__THE PROBLEM__. Make an exact copy of all the data.

::::::::::

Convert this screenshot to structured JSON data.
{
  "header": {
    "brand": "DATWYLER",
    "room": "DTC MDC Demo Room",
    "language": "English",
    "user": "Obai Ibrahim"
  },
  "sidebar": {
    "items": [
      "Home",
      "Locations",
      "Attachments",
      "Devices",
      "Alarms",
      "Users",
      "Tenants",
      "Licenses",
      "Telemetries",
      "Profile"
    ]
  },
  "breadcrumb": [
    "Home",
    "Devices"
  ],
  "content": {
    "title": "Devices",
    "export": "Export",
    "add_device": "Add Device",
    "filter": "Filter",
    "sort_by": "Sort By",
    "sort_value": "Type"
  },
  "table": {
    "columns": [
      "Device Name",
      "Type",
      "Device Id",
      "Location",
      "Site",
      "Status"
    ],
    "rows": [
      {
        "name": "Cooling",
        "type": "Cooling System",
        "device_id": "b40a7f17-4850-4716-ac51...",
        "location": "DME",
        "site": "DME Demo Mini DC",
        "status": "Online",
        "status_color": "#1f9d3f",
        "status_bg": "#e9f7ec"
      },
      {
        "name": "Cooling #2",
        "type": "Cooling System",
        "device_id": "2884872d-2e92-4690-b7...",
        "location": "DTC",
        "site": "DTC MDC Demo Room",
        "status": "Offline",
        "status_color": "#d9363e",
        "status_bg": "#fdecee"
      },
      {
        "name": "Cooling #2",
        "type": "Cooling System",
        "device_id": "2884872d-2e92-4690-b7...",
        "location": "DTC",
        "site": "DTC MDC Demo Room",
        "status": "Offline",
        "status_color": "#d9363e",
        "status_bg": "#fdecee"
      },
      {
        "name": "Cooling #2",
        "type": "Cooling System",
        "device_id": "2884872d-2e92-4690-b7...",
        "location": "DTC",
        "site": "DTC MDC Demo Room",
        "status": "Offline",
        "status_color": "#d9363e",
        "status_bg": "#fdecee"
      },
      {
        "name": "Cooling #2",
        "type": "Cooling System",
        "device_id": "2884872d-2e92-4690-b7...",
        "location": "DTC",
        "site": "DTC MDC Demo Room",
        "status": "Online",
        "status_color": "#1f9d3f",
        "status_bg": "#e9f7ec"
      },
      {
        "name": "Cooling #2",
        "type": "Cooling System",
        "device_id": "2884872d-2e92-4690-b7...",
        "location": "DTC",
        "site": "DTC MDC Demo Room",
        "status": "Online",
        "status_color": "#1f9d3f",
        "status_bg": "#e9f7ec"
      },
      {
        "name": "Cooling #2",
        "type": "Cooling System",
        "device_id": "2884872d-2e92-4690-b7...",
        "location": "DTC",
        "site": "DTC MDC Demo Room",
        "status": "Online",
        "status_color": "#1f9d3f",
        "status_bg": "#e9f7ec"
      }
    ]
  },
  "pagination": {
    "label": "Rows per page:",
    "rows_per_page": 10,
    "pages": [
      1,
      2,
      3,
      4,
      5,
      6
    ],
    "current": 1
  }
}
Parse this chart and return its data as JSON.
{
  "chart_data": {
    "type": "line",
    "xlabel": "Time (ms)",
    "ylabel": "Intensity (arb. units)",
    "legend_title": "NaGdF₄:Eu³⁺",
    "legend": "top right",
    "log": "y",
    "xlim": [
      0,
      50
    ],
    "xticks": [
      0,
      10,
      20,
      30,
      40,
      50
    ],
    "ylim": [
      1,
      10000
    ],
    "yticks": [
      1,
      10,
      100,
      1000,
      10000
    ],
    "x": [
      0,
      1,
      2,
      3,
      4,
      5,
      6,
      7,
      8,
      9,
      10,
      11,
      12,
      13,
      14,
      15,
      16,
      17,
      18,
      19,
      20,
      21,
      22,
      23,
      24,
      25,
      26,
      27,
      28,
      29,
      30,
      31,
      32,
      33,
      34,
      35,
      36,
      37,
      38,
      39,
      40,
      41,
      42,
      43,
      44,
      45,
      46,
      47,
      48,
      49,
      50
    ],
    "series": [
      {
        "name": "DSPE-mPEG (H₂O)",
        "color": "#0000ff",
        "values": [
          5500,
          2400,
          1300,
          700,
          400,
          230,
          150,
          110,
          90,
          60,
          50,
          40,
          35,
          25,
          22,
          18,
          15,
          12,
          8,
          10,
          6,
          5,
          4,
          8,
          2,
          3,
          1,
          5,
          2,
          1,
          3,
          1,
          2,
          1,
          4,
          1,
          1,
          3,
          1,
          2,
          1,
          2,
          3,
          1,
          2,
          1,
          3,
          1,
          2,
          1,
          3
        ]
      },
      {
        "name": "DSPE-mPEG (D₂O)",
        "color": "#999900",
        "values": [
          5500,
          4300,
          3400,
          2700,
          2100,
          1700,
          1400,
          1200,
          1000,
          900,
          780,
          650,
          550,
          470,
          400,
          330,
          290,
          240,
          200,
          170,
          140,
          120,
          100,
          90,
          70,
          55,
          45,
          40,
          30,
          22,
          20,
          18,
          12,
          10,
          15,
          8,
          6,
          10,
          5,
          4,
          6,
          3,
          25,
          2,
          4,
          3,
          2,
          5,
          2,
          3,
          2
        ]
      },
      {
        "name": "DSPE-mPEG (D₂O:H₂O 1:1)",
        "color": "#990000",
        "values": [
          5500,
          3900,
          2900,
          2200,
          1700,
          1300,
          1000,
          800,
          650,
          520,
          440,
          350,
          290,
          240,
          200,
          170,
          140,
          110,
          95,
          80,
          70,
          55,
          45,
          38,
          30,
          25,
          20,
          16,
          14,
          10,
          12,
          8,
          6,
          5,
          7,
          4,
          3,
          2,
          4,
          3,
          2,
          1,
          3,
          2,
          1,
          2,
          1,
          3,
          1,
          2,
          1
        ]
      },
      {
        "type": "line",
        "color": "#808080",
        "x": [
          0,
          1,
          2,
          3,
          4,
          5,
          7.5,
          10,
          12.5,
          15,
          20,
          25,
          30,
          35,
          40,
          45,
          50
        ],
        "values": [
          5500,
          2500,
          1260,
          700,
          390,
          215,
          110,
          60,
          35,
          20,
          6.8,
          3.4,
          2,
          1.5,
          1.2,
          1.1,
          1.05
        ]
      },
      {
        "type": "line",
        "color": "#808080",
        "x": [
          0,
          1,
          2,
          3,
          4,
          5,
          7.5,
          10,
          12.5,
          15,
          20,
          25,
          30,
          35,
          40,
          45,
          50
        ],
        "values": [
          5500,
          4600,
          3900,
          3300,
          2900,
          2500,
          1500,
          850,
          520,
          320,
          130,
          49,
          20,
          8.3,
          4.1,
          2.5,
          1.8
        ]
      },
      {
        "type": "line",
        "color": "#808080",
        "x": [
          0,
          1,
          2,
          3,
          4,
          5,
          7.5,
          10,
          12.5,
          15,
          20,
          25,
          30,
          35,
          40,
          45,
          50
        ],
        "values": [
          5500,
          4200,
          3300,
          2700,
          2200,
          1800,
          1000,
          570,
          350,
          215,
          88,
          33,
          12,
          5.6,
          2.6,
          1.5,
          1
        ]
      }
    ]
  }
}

::::::::::

__FINISHED EXERCISE__.
Convert this screenshot to structured JSON data.
{
  "header": {
    "brand": "DATWYLER",
    "room": "DTC MDC Demo Room",
    "language": "English",
    "user": "Obai Ibrahim"
  },
  "sidebar": {
    "items": [
      "Home",
      "Locations",
      "Attachments",
      "Devices",
      "Alarms",
      "Users",
      "Tenants",
      "Licenses",
      "Telemetries",
      "Profile"
    ]
  },
  "breadcrumb": [
    "Home",
    "Devices"
  ],
  "content": {
    "title": "Devices",
    "export": "Export",
    "add_device": "Add Device",
    "filter": "Filter",
    "sort_by": "Sort By",
    "sort_value": "Type"
  },
  "table": {
    "columns": [
      "Device Name",
      "Type",
      "Device Id",
      "Location",
      "Site",
      "Status"
    ],
    "rows": [
      {
        "name": "Cooling",
        "type": "Cooling System",
        "device_id": "b40a7f17-4850-4716-ac51...",
        "location": "DME",
        "site": "DME Demo Mini DC",
        "status": "Online",
        "status_color": "#1f9d3f",
        "status_bg": "#e9f7ec"
      },
      {
        "name": "Cooling #2",
        "type": "Cooling System",
        "device_id": "2884872d-2e92-4690-b7...",
        "location": "DTC",
        "site": "DTC MDC Demo Room",
        "status": "Offline",
        "status_color": "#d9363e",
        "status_bg": "#fdecee"
      },
      {
        "name": "Cooling #2",
        "type": "Cooling System",
        "device_id": "2884872d-2e92-4690-b7...",
        "location": "DTC",
        "site": "DTC MDC Demo Room",
        "status": "Offline",
        "status_color": "#d9363e",
        "status_bg": "#fdecee"
      },
      {
        "name": "Cooling #2",
        "type": "Cooling System",
        "device_id": "2884872d-2e92-4690-b7...",
        "location": "DTC",
        "site": "DTC MDC Demo Room",
        "status": "Offline",
        "status_color": "#d9363e",
        "status_bg": "#fdecee"
      },
      {
        "name": "Cooling #2",
        "type": "Cooling System",
        "device_id": "2884872d-2e92-4690-b7...",
        "location": "DTC",
        "site": "DTC MDC Demo Room",
        "status": "Online",
        "status_color": "#1f9d3f",
        "status_bg": "#e9f7ec"
      },
      {
        "name": "Cooling #2",
        "type": "Cooling System",
        "device_id": "2884872d-2e92-4690-b7...",
        "location": "DTC",
        "site": "DTC MDC Demo Room",
        "status": "Online",
        "status_color": "#1f9d3f",
        "status_bg": "#e9f7ec"
      },
      {
        "name": "Cooling #2",
        "type": "Cooling System",
        "device_id": "2884872d-2e92-4690-b7...",
        "location": "DTC",
        "site": "DTC MDC Demo Room",
        "status": "Online",
        "status_color": "#1f9d3f",
        "status_bg": "#e9f7ec"
      }
    ]
  },
  "pagination": {
    "label": "Rows per page:",
    "rows_per_page": 10,
    "pages": [
      1,
      2,
      3,
      4,
      5,
      6
    ],
    "current": 1
  }
}
Parse this chart and return its data as JSON.
{
  "chart_data": {
    "type": "line",
    "xlabel": "Time (ms)",
    "ylabel": "Intensity (arb. units)",
    "legend_title": "NaGdF₄:Eu³⁺",
    "legend": "top right",
    "log": "y",
    "xlim": [
      0,
      50
    ],
    "xticks": [
      0,
      10,
      20,
      30,
      40,
      50
    ],
    "ylim": [
      1,
      10000
    ],
    "yticks": [
      1,
      10,
      100,
      1000,
      10000
    ],
    "x": [
      0,
      1,
      2,
      3,
      4,
      5,
      6,
      7,
      8,
      9,
      10,
      11,
      12,
      13,
      14,
      15,
      16,
      17,
      18,
      19,
      20,
      21,
      22,
      23,
      24,
      25,
      26,
      27,
      28,
      29,
      30,
      31,
      32,
      33,
      34,
      35,
      36,
      37,
      38,
      39,
      40,
      41,
      42,
      43,
      44,
      45,
      46,
      47,
      48,
      49,
      50
    ],
    "series": [
      {
        "name": "DSPE-mPEG (H₂O)",
        "color": "#0000ff",
        "values": [
          5500,
          2400,
          1300,
          700,
          400,
          230,
          150,
          110,
          90,
          60,
          50,
          40,
          35,
          25,
          22,
          18,
          15,
          12,
          8,
          10,
          6,
          5,
          4,
          8,
          2,
          3,
          1,
          5,
          2,
          1,
          3,
          1,
          2,
          1,
          4,
          1,
          1,
          3,
          1,
          2,
          1,
          2,
          3,
          1,
          2,
          1,
          3,
          1,
          2,
          1,
          3
        ]
      },
      {
        "name": "DSPE-mPEG (D₂O)",
        "color": "#999900",
        "values": [
          5500,
          4300,
          3400,
          2700,
          2100,
          1700,
          1400,
          1200,
          1000,
          900,
          780,
          650,
          550,
          470,
          400,
          330,
          290,
          240,
          200,
          170,
          140,
          120,
          100,
          90,
          70,
          55,
          45,
          40,
          30,
          22,
          20,
          18,
          12,
          10,
          15,
          8,
          6,
          10,
          5,
          4,
          6,
          3,
          25,
          2,
          4,
          3,
          2,
          5,
          2,
          3,
          2
        ]
      },
      {
        "name": "DSPE-mPEG (D₂O:H₂O 1:1)",
        "color": "#990000",
        "values": [
          5500,
          3900,
          2900,
          2200,
          1700,
          1300,
          1000,
          800,
          650,
          520,
          440,
          350,
          290,
          240,
          200,
          170,
          140,
          110,
          95,
          80,
          70,
          55,
          45,
          38,
          30,
          25,
          20,
          16,
          14,
          10,
          12,
          8,
          6,
          5,
          7,
          4,
          3,
          2,
          4,
          3,
          2,
          1,
          3,
          2,
          1,
          2,
          1,
          3,
          1,
          2,
          1
        ]
      },
      {
        "type": "line",
        "color": "#808080",
        "x": [
          0,
          1,
          2,
          3,
          4,
          5,
          7.5,
          10,
          12.5,
          15,
          20,
          25,
          30,
          35,
          40,
          45,
          50
        ],
        "values": [
          5500,
          2500,
          1260,
          700,
          390,
          215,
          110,
          60,
          35,
          20,
          6.8,
          3.4,
          2,
          1.5,
          1.2,
          1.1,
          1.05
        ]
      },
      {
        "type": "line",
        "color": "#808080",
        "x": [
          0,
          1,
          2,
          3,
          4,
          5,
          7.5,
          10,
          12.5,
          15,
          20,
          25,
          30,
          35,
          40,
          45,
          50
        ],
        "values": [
          5500,
          4600,
          3900,
          3300,
          2900,
          2500,
          1500,
          850,
          520,
          320,
          130,
          49,
          20,
          8.3,
          4.1,
          2.5,
          1.8
        ]
      },
      {
        "type": "line",
        "color": "#808080",
        "x": [
          0,
          1,
          2,
          3,
          4,
          5,
          7.5,
          10,
          12.5,
          15,
          20,
          25,
          30,
          35,
          40,
          45,
          50
        ],
        "values": [
          5500,
          4200,
          3300,
          2700,
          2200,
          1800,
          1000,
          570,
          350,
          215,
          88,
          33,
          12,
          5.6,
          2.6,
          1.5,
          1
        ]
      }
    ]
  }
}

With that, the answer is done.